Goal
Reproduce each record below exactly as written.

Dataset records

================================

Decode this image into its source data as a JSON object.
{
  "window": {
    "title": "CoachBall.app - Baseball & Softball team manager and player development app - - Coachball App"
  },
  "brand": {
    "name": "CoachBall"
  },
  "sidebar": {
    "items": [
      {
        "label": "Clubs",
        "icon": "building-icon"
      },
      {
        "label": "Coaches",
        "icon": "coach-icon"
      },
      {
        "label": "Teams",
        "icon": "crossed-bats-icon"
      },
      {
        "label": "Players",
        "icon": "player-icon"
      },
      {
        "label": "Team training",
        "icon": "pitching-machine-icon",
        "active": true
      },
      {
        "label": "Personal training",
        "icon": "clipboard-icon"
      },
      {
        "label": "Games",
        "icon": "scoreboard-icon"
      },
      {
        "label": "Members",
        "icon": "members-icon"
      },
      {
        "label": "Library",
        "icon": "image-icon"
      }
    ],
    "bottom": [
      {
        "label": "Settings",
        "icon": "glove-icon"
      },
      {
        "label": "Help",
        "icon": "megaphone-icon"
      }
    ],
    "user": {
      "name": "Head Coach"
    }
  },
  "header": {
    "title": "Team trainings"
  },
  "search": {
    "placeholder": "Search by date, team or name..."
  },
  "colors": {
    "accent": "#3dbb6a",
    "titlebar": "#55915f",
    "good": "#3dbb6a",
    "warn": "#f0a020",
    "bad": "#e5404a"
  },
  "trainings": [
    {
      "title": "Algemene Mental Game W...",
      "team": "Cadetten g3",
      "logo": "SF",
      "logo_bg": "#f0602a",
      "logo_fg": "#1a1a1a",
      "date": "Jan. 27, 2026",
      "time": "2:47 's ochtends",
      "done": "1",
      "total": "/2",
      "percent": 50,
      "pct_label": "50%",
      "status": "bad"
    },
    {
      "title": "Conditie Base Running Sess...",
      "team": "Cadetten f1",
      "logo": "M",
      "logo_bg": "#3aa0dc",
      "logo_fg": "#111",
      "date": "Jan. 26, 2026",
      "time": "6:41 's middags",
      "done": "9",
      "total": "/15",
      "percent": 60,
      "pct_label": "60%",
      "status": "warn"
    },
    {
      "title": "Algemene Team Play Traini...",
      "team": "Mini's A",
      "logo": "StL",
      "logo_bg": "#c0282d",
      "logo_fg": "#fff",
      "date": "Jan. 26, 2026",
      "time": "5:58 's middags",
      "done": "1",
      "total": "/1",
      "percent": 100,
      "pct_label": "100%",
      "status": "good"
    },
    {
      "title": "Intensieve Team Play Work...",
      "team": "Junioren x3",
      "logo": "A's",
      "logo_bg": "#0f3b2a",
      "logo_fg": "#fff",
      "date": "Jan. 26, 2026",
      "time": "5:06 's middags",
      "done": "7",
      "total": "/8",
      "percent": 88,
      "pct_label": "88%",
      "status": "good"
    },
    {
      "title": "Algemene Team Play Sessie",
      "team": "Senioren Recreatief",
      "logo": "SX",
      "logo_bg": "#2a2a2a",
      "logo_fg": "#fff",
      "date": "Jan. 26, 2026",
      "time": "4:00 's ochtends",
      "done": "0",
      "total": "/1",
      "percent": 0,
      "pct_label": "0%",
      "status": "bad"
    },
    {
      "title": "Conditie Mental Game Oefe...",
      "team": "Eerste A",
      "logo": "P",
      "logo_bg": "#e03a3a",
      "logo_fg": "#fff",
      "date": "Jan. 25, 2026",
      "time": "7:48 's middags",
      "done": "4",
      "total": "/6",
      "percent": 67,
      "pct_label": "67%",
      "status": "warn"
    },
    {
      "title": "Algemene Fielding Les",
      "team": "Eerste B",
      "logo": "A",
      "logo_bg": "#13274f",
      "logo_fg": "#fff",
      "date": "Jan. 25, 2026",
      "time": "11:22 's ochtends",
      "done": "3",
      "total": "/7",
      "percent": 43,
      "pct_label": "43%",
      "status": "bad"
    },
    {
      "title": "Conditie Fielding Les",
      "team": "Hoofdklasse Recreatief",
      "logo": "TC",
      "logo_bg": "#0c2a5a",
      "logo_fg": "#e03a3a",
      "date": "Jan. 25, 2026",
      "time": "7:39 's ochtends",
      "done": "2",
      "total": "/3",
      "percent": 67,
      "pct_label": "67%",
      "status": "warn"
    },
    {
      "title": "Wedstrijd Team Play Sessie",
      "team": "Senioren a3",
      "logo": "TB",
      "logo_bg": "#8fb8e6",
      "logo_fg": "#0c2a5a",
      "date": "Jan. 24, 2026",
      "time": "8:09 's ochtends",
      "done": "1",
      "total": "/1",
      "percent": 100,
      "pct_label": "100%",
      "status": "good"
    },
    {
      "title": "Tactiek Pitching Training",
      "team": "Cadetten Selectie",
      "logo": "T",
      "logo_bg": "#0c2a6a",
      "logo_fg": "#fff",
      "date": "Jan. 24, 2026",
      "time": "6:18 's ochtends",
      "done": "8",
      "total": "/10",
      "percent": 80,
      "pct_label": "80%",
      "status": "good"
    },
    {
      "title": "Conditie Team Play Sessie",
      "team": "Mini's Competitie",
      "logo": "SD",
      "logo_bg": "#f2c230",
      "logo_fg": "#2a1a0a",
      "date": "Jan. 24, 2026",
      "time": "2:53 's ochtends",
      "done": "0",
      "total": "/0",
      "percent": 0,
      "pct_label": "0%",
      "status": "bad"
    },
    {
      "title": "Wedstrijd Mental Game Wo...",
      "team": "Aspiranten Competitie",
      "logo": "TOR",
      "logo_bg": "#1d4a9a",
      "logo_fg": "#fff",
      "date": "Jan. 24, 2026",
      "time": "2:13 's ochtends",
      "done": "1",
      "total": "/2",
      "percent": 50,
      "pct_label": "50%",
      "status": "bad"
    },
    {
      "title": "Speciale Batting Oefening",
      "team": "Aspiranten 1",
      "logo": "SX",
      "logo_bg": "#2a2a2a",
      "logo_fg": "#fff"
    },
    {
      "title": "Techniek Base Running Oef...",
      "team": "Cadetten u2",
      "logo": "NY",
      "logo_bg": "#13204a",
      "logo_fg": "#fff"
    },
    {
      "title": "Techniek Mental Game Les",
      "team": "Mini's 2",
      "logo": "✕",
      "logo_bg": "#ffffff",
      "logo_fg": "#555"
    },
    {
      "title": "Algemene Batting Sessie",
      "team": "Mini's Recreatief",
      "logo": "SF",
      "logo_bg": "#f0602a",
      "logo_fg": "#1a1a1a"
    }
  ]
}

================================

Reply to the task
Decode this image into its source data as a JSON object.
{
  "window": {
    "title": "CoachBall.app - Baseball & Softball team manager and player development app - - Coachball App"
  },
  "brand": {
    "name": "CoachBall"
  },
  "sidebar": {
    "items": [
      {
        "label": "Clubs",
        "icon": "building-icon"
      },
      {
        "label": "Coaches",
        "icon": "coach-icon"
      },
      {
        "label": "Teams",
        "icon": "crossed-bats-icon"
      },
      {
        "label": "Players",
        "icon": "player-icon"
      },
      {
        "label": "Team training",
        "icon": "pitching-machine-icon",
        "active": true
      },
      {
        "label": "Personal training",
        "icon": "clipboard-icon"
      },
      {
        "label": "Games",
        "icon": "scoreboard-icon"
      },
      {
        "label": "Members",
        "icon": "members-icon"
      },
      {
        "label": "Library",
        "icon": "image-icon"
      }
    ],
    "bottom": [
      {
        "label": "Settings",
        "icon": "glove-icon"
      },
      {
        "label": "Help",
        "icon": "megaphone-icon"
      }
    ],
    "user": {
      "name": "Head Coach"
    }
  },
  "header": {
    "title": "Team trainings"
  },
  "search": {
    "placeholder": "Search by date, team or name..."
  },
  "colors": {
    "accent": "#3dbb6a",
    "titlebar": "#55915f",
    "good": "#3dbb6a",
    "warn": "#f0a020",
    "bad": "#e5404a"
  },
  "trainings": [
    {
      "title": "Algemene Mental Game W...",
      "team": "Cadetten g3",
      "logo": "SF",
      "logo_bg": "#f0602a",
      "logo_fg": "#1a1a1a",
      "date": "Jan. 27, 2026",
      "time": "2:47 's ochtends",
      "done": "1",
      "total": "/2",
      "percent": 50,
      "pct_label": "50%",
      "status": "bad"
    },
    {
      "title": "Conditie Base Running Sess...",
      "team": "Cadetten f1",
      "logo": "M",
      "logo_bg": "#3aa0dc",
      "logo_fg": "#111",
      "date": "Jan. 26, 2026",
      "time": "6:41 's middags",
      "done": "9",
      "total": "/15",
      "percent": 60,
      "pct_label": "60%",
      "status": "warn"
    },
    {
      "title": "Algemene Team Play Traini...",
      "team": "Mini's A",
      "logo": "StL",
      "logo_bg": "#c0282d",
      "logo_fg": "#fff",
      "date": "Jan. 26, 2026",
      "time": "5:58 's middags",
      "done": "1",
      "total": "/1",
      "percent": 100,
      "pct_label": "100%",
      "status": "good"
    },
    {
      "title": "Intensieve Team Play Work...",
      "team": "Junioren x3",
      "logo": "A's",
      "logo_bg": "#0f3b2a",
      "logo_fg": "#fff",
      "date": "Jan. 26, 2026",
      "time": "5:06 's middags",
      "done": "7",
      "total": "/8",
      "percent": 88,
      "pct_label": "88%",
      "status": "good"
    },
    {
      "title": "Algemene Team Play Sessie",
      "team": "Senioren Recreatief",
      "logo": "SX",
      "logo_bg": "#2a2a2a",
      "logo_fg": "#fff",
      "date": "Jan. 26, 2026",
      "time": "4:00 's ochtends",
      "done": "0",
      "total": "/1",
      "percent": 0,
      "pct_label": "0%",
      "status": "bad"
    },
    {
      "title": "Conditie Mental Game Oefe...",
      "team": "Eerste A",
      "logo": "P",
      "logo_bg": "#e03a3a",
      "logo_fg": "#fff",
      "date": "Jan. 25, 2026",
      "time": "7:48 's middags",
      "done": "4",
      "total": "/6",
      "percent": 67,
      "pct_label": "67%",
      "status": "warn"
    },
    {
      "title": "Algemene Fielding Les",
      "team": "Eerste B",
      "logo": "A",
      "logo_bg": "#13274f",
      "logo_fg": "#fff",
      "date": "Jan. 25, 2026",
      "time": "11:22 's ochtends",
      "done": "3",
      "total": "/7",
      "percent": 43,
      "pct_label": "43%",
      "status": "bad"
    },
    {
      "title": "Conditie Fielding Les",
      "team": "Hoofdklasse Recreatief",
      "logo": "TC",
      "logo_bg": "#0c2a5a",
      "logo_fg": "#e03a3a",
      "date": "Jan. 25, 2026",
      "time": "7:39 's ochtends",
      "done": "2",
      "total": "/3",
      "percent": 67,
      "pct_label": "67%",
      "status": "warn"
    },
    {
      "title": "Wedstrijd Team Play Sessie",
      "team": "Senioren a3",
      "logo": "TB",
      "logo_bg": "#8fb8e6",
      "logo_fg": "#0c2a5a",
      "date": "Jan. 24, 2026",
      "time": "8:09 's ochtends",
      "done": "1",
      "total": "/1",
      "percent": 100,
      "pct_label": "100%",
      "status": "good"
    },
    {
      "title": "Tactiek Pitching Training",
      "team": "Cadetten Selectie",
      "logo": "T",
      "logo_bg": "#0c2a6a",
      "logo_fg": "#fff",
      "date": "Jan. 24, 2026",
      "time": "6:18 's ochtends",
      "done": "8",
      "total": "/10",
      "percent": 80,
      "pct_label": "80%",
      "status": "good"
    },
    {
      "title": "Conditie Team Play Sessie",
      "team": "Mini's Competitie",
      "logo": "SD",
      "logo_bg": "#f2c230",
      "logo_fg": "#2a1a0a",
      "date": "Jan. 24, 2026",
      "time": "2:53 's ochtends",
      "done": "0",
      "total": "/0",
      "percent": 0,
      "pct_label": "0%",
      "status": "bad"
    },
    {
      "title": "Wedstrijd Mental Game Wo...",
      "team": "Aspiranten Competitie",
      "logo": "TOR",
      "logo_bg": "#1d4a9a",
      "logo_fg": "#fff",
      "date": "Jan. 24, 2026",
      "time": "2:13 's ochtends",
      "done": "1",
      "total": "/2",
      "percent": 50,
      "pct_label": "50%",
      "status": "bad"
    },
    {
      "title": "Speciale Batting Oefening",
      "team": "Aspiranten 1",
      "logo": "SX",
      "logo_bg": "#2a2a2a",
      "logo_fg": "#fff"
    },
    {
      "title": "Techniek Base Running Oef...",
      "team": "Cadetten u2",
      "logo": "NY",
      "logo_bg": "#13204a",
      "logo_fg": "#fff"
    },
    {
      "title": "Techniek Mental Game Les",
      "team": "Mini's 2",
      "logo": "✕",
      "logo_bg": "#ffffff",
      "logo_fg": "#555"
    },
    {
      "title": "Algemene Batting Sessie",
      "team": "Mini's Recreatief",
      "logo": "SF",
      "logo_bg": "#f0602a",
      "logo_fg": "#1a1a1a"
    }
  ]
}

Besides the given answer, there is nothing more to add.